[Dataset rows about figures]
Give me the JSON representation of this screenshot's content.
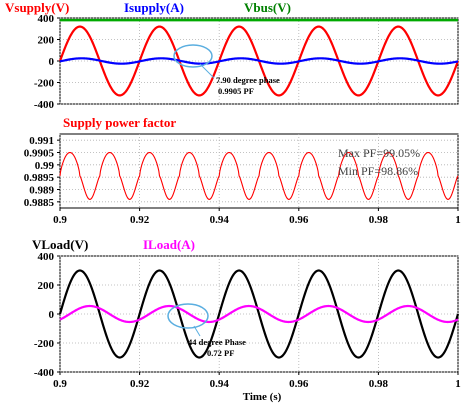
{
  "chart_data": [
    {
      "type": "line",
      "series": [
        {
          "name": "Vsupply(V)",
          "color": "#ff0000",
          "amplitude": 320,
          "frequency_hz": 50,
          "phase_deg": 0
        },
        {
          "name": "Isupply(A)",
          "color": "#0000ff",
          "amplitude": 25,
          "frequency_hz": 50,
          "phase_deg": 7.9
        },
        {
          "name": "Vbus(V)",
          "color": "#00aa00",
          "constant": 380
        }
      ],
      "x_range": [
        0.9,
        1.0
      ],
      "ylim": [
        -400,
        400
      ],
      "y_ticks": [
        "400",
        "200",
        "0",
        "-200",
        "-400"
      ],
      "annotation": [
        "7.90 degree phase",
        "0.9905 PF"
      ],
      "grid": true
    },
    {
      "type": "line",
      "title": "Supply power factor",
      "series": [
        {
          "name": "power factor",
          "color": "#ff0000",
          "frequency_hz": 100,
          "min": 0.9886,
          "max": 0.9905
        }
      ],
      "xlim": [
        0.9,
        1.0
      ],
      "x_ticks": [
        "0.9",
        "0.92",
        "0.94",
        "0.96",
        "0.98",
        "1"
      ],
      "ylim": [
        0.98825,
        0.99125
      ],
      "y_ticks": [
        "0.991",
        "0.9905",
        "0.99",
        "0.9895",
        "0.989",
        "0.9885"
      ],
      "annotations": [
        "Max PF=99.05%",
        "Min PF=98.86%"
      ],
      "grid": true
    },
    {
      "type": "line",
      "series": [
        {
          "name": "VLoad(V)",
          "color": "#000000",
          "amplitude": 300,
          "frequency_hz": 50,
          "phase_deg": 0
        },
        {
          "name": "ILoad(A)",
          "color": "#ff00ff",
          "amplitude": 55,
          "frequency_hz": 50,
          "phase_deg": 44
        }
      ],
      "xlim": [
        0.9,
        1.0
      ],
      "x_ticks": [
        "0.9",
        "0.92",
        "0.94",
        "0.96",
        "0.98",
        "1"
      ],
      "xlabel": "Time (s)",
      "ylim": [
        -400,
        400
      ],
      "y_ticks": [
        "400",
        "200",
        "0",
        "-200",
        "-400"
      ],
      "annotation": [
        "44 degree Phase",
        "0.72 PF"
      ],
      "grid": true
    }
  ]
}
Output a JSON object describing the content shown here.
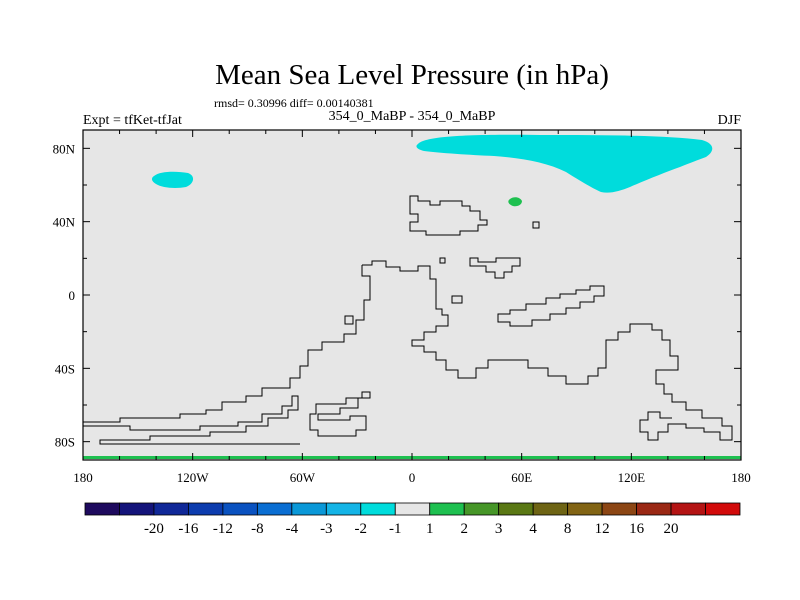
{
  "chart_data": {
    "type": "heatmap",
    "title": "Mean Sea Level Pressure (in hPa)",
    "stats": "rmsd= 0.30996 diff= 0.00140381",
    "experiment_label": "Expt = tfKet-tfJat",
    "subtitle": "354_0_MaBP - 354_0_MaBP",
    "season": "DJF",
    "xlim": [
      -180,
      180
    ],
    "ylim": [
      -90,
      90
    ],
    "x_ticks": [
      {
        "value": -180,
        "label": "180"
      },
      {
        "value": -120,
        "label": "120W"
      },
      {
        "value": -60,
        "label": "60W"
      },
      {
        "value": 0,
        "label": "0"
      },
      {
        "value": 60,
        "label": "60E"
      },
      {
        "value": 120,
        "label": "120E"
      },
      {
        "value": 180,
        "label": "180"
      }
    ],
    "y_ticks": [
      {
        "value": 80,
        "label": "80N"
      },
      {
        "value": 40,
        "label": "40N"
      },
      {
        "value": 0,
        "label": "0"
      },
      {
        "value": -40,
        "label": "40S"
      },
      {
        "value": -80,
        "label": "80S"
      }
    ],
    "background_value_range": [
      -1,
      1
    ],
    "background_color": "#e6e6e6",
    "colorbar": {
      "colors": [
        "#1e0a5e",
        "#14147a",
        "#102898",
        "#0c3cae",
        "#0a52c0",
        "#0a6ed2",
        "#0a98d8",
        "#14b4e6",
        "#00dcdc",
        "#e6e6e6",
        "#1ec050",
        "#469628",
        "#5a7814",
        "#6e6414",
        "#826414",
        "#8c4614",
        "#9a2814",
        "#b41414",
        "#d20a0a"
      ],
      "labels": [
        "-20",
        "-16",
        "-12",
        "-8",
        "-4",
        "-3",
        "-2",
        "-1",
        "1",
        "2",
        "3",
        "4",
        "8",
        "12",
        "16",
        "20"
      ]
    },
    "regions": [
      {
        "category": "-2 to -1",
        "color": "#00dcdc",
        "lon": [
          -138,
          -120
        ],
        "lat": [
          61,
          69
        ],
        "description": "small negative anomaly patch north Pacific"
      },
      {
        "category": "-2 to -1",
        "color": "#00dcdc",
        "lon": [
          2,
          165
        ],
        "lat": [
          55,
          87
        ],
        "description": "large negative anomaly over northern high latitudes"
      },
      {
        "category": "1 to 2",
        "color": "#1ec050",
        "lon": [
          53,
          60
        ],
        "lat": [
          48,
          53
        ],
        "description": "small positive anomaly patch"
      }
    ]
  }
}
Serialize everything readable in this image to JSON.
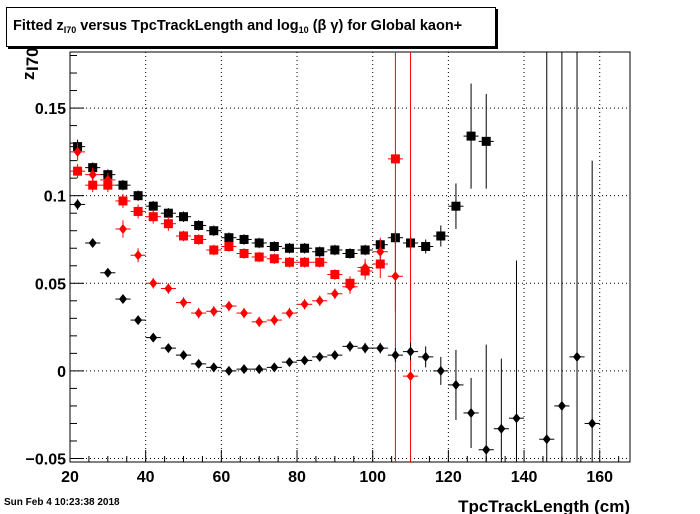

• GOAL:
Track down the lines that include the word "content" and copy them.

• THE OUTPUT:
Give me the JSON representation of this screenshot's content.
Output a JSON object describing the content shown here.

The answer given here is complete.